EXERCISE INSTRUCTIONS: Extract the full listing verbatim and drop any pictures from your copy.

::::

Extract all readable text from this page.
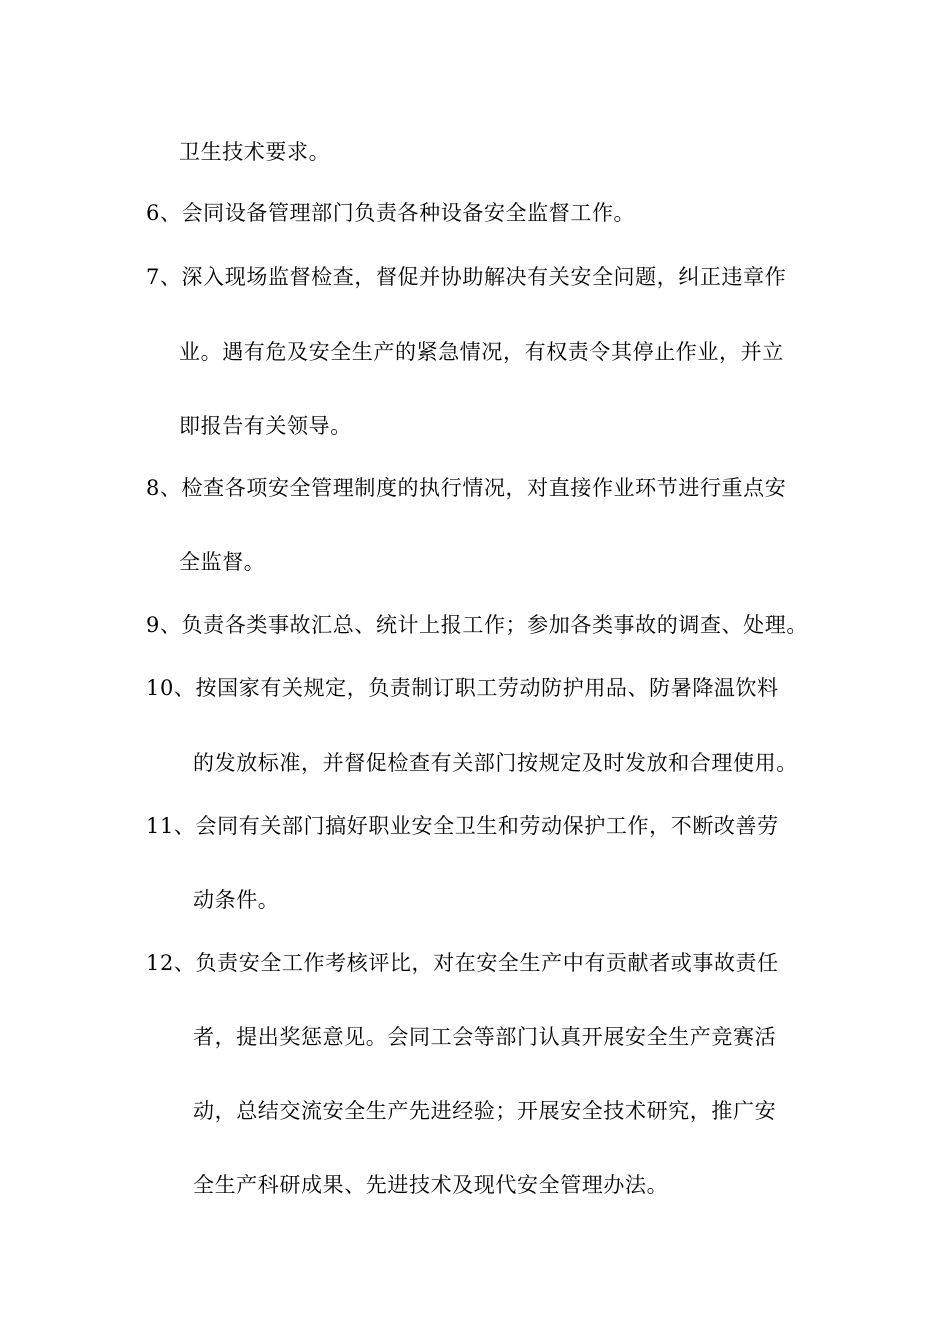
卫生技术要求。
6、会同设备管理部门负责各种设备安全监督工作。
7、深入现场监督检查，督促并协助解决有关安全问题，纠正违章作
业。遇有危及安全生产的紧急情况，有权责令其停止作业，并立
即报告有关领导。
8、检查各项安全管理制度的执行情况，对直接作业环节进行重点安
全监督。
9、负责各类事故汇总、统计上报工作；参加各类事故的调查、处理。
10、按国家有关规定，负责制订职工劳动防护用品、防暑降温饮料
的发放标准，并督促检查有关部门按规定及时发放和合理使用。
11、会同有关部门搞好职业安全卫生和劳动保护工作，不断改善劳
动条件。
12、负责安全工作考核评比，对在安全生产中有贡献者或事故责任
者，提出奖惩意见。会同工会等部门认真开展安全生产竞赛活
动，总结交流安全生产先进经验；开展安全技术研究，推广安
全生产科研成果、先进技术及现代安全管理办法。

::::

PROBLEM SOLUTION:
Extract all readable text from this page.
卫生技术要求。
6、会同设备管理部门负责各种设备安全监督工作。
7、深入现场监督检查，督促并协助解决有关安全问题，纠正违章作
业。遇有危及安全生产的紧急情况，有权责令其停止作业，并立
即报告有关领导。
8、检查各项安全管理制度的执行情况，对直接作业环节进行重点安
全监督。
9、负责各类事故汇总、统计上报工作；参加各类事故的调查、处理。
10、按国家有关规定，负责制订职工劳动防护用品、防暑降温饮料
的发放标准，并督促检查有关部门按规定及时发放和合理使用。
11、会同有关部门搞好职业安全卫生和劳动保护工作，不断改善劳
动条件。
12、负责安全工作考核评比，对在安全生产中有贡献者或事故责任
者，提出奖惩意见。会同工会等部门认真开展安全生产竞赛活
动，总结交流安全生产先进经验；开展安全技术研究，推广安
全生产科研成果、先进技术及现代安全管理办法。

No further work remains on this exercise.